▶ **Your task**: Copy out all the entries word for word.

▶ **Supplied material**:
++++++

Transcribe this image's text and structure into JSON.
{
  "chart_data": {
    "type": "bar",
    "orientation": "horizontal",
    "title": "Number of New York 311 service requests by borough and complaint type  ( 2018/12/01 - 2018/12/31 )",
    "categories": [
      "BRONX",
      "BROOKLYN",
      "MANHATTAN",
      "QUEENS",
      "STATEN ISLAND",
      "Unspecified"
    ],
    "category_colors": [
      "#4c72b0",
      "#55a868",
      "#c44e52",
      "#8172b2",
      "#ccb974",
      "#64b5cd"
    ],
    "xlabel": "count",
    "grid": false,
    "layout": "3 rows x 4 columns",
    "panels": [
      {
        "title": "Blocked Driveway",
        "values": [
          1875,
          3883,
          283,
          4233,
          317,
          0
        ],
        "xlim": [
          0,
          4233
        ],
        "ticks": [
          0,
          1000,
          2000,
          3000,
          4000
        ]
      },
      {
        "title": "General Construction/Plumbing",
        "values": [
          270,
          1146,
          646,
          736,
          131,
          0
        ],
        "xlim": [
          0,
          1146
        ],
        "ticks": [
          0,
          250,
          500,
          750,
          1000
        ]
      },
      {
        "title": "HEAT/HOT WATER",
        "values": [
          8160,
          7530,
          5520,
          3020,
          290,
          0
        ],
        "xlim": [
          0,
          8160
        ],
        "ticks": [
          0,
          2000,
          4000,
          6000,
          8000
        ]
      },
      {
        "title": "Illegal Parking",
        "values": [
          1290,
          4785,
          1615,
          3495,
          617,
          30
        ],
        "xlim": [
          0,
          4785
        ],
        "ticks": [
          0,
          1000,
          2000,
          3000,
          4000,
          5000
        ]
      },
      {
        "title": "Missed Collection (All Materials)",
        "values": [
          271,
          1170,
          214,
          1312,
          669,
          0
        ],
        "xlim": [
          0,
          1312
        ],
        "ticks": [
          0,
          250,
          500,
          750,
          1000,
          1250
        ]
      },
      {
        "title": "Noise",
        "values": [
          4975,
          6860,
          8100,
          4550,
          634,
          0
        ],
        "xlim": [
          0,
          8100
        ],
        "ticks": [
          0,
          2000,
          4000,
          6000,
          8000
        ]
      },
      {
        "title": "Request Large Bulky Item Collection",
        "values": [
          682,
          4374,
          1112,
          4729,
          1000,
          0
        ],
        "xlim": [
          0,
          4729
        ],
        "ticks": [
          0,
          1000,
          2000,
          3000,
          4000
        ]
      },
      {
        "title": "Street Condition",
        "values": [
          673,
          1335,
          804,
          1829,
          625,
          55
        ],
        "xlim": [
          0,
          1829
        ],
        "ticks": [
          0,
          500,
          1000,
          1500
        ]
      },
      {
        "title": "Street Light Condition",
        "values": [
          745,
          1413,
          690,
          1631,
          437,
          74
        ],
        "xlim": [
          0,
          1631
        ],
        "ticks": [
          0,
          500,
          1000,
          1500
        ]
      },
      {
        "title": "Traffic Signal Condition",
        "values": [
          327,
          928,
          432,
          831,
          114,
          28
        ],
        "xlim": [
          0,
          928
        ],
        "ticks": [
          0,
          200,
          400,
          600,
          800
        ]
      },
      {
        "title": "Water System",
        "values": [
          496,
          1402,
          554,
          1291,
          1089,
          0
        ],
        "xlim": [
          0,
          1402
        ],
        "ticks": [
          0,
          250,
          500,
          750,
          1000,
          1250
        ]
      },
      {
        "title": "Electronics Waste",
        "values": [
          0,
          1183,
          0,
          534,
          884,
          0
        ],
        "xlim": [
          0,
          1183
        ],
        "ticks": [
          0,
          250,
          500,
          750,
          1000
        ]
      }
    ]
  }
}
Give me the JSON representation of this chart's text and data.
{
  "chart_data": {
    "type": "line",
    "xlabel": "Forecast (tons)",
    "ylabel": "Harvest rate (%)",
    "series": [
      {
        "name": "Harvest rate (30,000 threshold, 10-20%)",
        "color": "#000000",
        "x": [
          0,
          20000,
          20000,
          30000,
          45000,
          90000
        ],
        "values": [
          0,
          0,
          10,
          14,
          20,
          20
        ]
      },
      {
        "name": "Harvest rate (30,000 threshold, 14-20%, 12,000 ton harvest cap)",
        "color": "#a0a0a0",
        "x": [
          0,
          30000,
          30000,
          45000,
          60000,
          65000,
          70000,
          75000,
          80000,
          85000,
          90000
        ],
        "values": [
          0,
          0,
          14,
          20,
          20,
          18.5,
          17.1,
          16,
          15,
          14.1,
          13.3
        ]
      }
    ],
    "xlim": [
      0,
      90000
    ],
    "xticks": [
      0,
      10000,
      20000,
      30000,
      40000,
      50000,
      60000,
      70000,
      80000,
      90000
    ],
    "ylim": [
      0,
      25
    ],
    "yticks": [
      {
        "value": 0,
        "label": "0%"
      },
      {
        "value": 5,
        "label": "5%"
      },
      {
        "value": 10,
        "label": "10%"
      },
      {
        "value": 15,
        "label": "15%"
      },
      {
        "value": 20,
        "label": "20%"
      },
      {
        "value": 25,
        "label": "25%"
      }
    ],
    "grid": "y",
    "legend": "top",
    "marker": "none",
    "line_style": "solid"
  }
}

++++++

▶ **The completed task**:
Transcribe this image's text and structure into JSON.
{
  "chart_data": {
    "type": "bar",
    "orientation": "horizontal",
    "title": "Number of New York 311 service requests by borough and complaint type  ( 2018/12/01 - 2018/12/31 )",
    "categories": [
      "BRONX",
      "BROOKLYN",
      "MANHATTAN",
      "QUEENS",
      "STATEN ISLAND",
      "Unspecified"
    ],
    "category_colors": [
      "#4c72b0",
      "#55a868",
      "#c44e52",
      "#8172b2",
      "#ccb974",
      "#64b5cd"
    ],
    "xlabel": "count",
    "grid": false,
    "layout": "3 rows x 4 columns",
    "panels": [
      {
        "title": "Blocked Driveway",
        "values": [
          1875,
          3883,
          283,
          4233,
          317,
          0
        ],
        "xlim": [
          0,
          4233
        ],
        "ticks": [
          0,
          1000,
          2000,
          3000,
          4000
        ]
      },
      {
        "title": "General Construction/Plumbing",
        "values": [
          270,
          1146,
          646,
          736,
          131,
          0
        ],
        "xlim": [
          0,
          1146
        ],
        "ticks": [
          0,
          250,
          500,
          750,
          1000
        ]
      },
      {
        "title": "HEAT/HOT WATER",
        "values": [
          8160,
          7530,
          5520,
          3020,
          290,
          0
        ],
        "xlim": [
          0,
          8160
        ],
        "ticks": [
          0,
          2000,
          4000,
          6000,
          8000
        ]
      },
      {
        "title": "Illegal Parking",
        "values": [
          1290,
          4785,
          1615,
          3495,
          617,
          30
        ],
        "xlim": [
          0,
          4785
        ],
        "ticks": [
          0,
          1000,
          2000,
          3000,
          4000,
          5000
        ]
      },
      {
        "title": "Missed Collection (All Materials)",
        "values": [
          271,
          1170,
          214,
          1312,
          669,
          0
        ],
        "xlim": [
          0,
          1312
        ],
        "ticks": [
          0,
          250,
          500,
          750,
          1000,
          1250
        ]
      },
      {
        "title": "Noise",
        "values": [
          4975,
          6860,
          8100,
          4550,
          634,
          0
        ],
        "xlim": [
          0,
          8100
        ],
        "ticks": [
          0,
          2000,
          4000,
          6000,
          8000
        ]
      },
      {
        "title": "Request Large Bulky Item Collection",
        "values": [
          682,
          4374,
          1112,
          4729,
          1000,
          0
        ],
        "xlim": [
          0,
          4729
        ],
        "ticks": [
          0,
          1000,
          2000,
          3000,
          4000
        ]
      },
      {
        "title": "Street Condition",
        "values": [
          673,
          1335,
          804,
          1829,
          625,
          55
        ],
        "xlim": [
          0,
          1829
        ],
        "ticks": [
          0,
          500,
          1000,
          1500
        ]
      },
      {
        "title": "Street Light Condition",
        "values": [
          745,
          1413,
          690,
          1631,
          437,
          74
        ],
        "xlim": [
          0,
          1631
        ],
        "ticks": [
          0,
          500,
          1000,
          1500
        ]
      },
      {
        "title": "Traffic Signal Condition",
        "values": [
          327,
          928,
          432,
          831,
          114,
          28
        ],
        "xlim": [
          0,
          928
        ],
        "ticks": [
          0,
          200,
          400,
          600,
          800
        ]
      },
      {
        "title": "Water System",
        "values": [
          496,
          1402,
          554,
          1291,
          1089,
          0
        ],
        "xlim": [
          0,
          1402
        ],
        "ticks": [
          0,
          250,
          500,
          750,
          1000,
          1250
        ]
      },
      {
        "title": "Electronics Waste",
        "values": [
          0,
          1183,
          0,
          534,
          884,
          0
        ],
        "xlim": [
          0,
          1183
        ],
        "ticks": [
          0,
          250,
          500,
          750,
          1000
        ]
      }
    ]
  }
}
Give me the JSON representation of this chart's text and data.
{
  "chart_data": {
    "type": "line",
    "xlabel": "Forecast (tons)",
    "ylabel": "Harvest rate (%)",
    "series": [
      {
        "name": "Harvest rate (30,000 threshold, 10-20%)",
        "color": "#000000",
        "x": [
          0,
          20000,
          20000,
          30000,
          45000,
          90000
        ],
        "values": [
          0,
          0,
          10,
          14,
          20,
          20
        ]
      },
      {
        "name": "Harvest rate (30,000 threshold, 14-20%, 12,000 ton harvest cap)",
        "color": "#a0a0a0",
        "x": [
          0,
          30000,
          30000,
          45000,
          60000,
          65000,
          70000,
          75000,
          80000,
          85000,
          90000
        ],
        "values": [
          0,
          0,
          14,
          20,
          20,
          18.5,
          17.1,
          16,
          15,
          14.1,
          13.3
        ]
      }
    ],
    "xlim": [
      0,
      90000
    ],
    "xticks": [
      0,
      10000,
      20000,
      30000,
      40000,
      50000,
      60000,
      70000,
      80000,
      90000
    ],
    "ylim": [
      0,
      25
    ],
    "yticks": [
      {
        "value": 0,
        "label": "0%"
      },
      {
        "value": 5,
        "label": "5%"
      },
      {
        "value": 10,
        "label": "10%"
      },
      {
        "value": 15,
        "label": "15%"
      },
      {
        "value": 20,
        "label": "20%"
      },
      {
        "value": 25,
        "label": "25%"
      }
    ],
    "grid": "y",
    "legend": "top",
    "marker": "none",
    "line_style": "solid"
  }
}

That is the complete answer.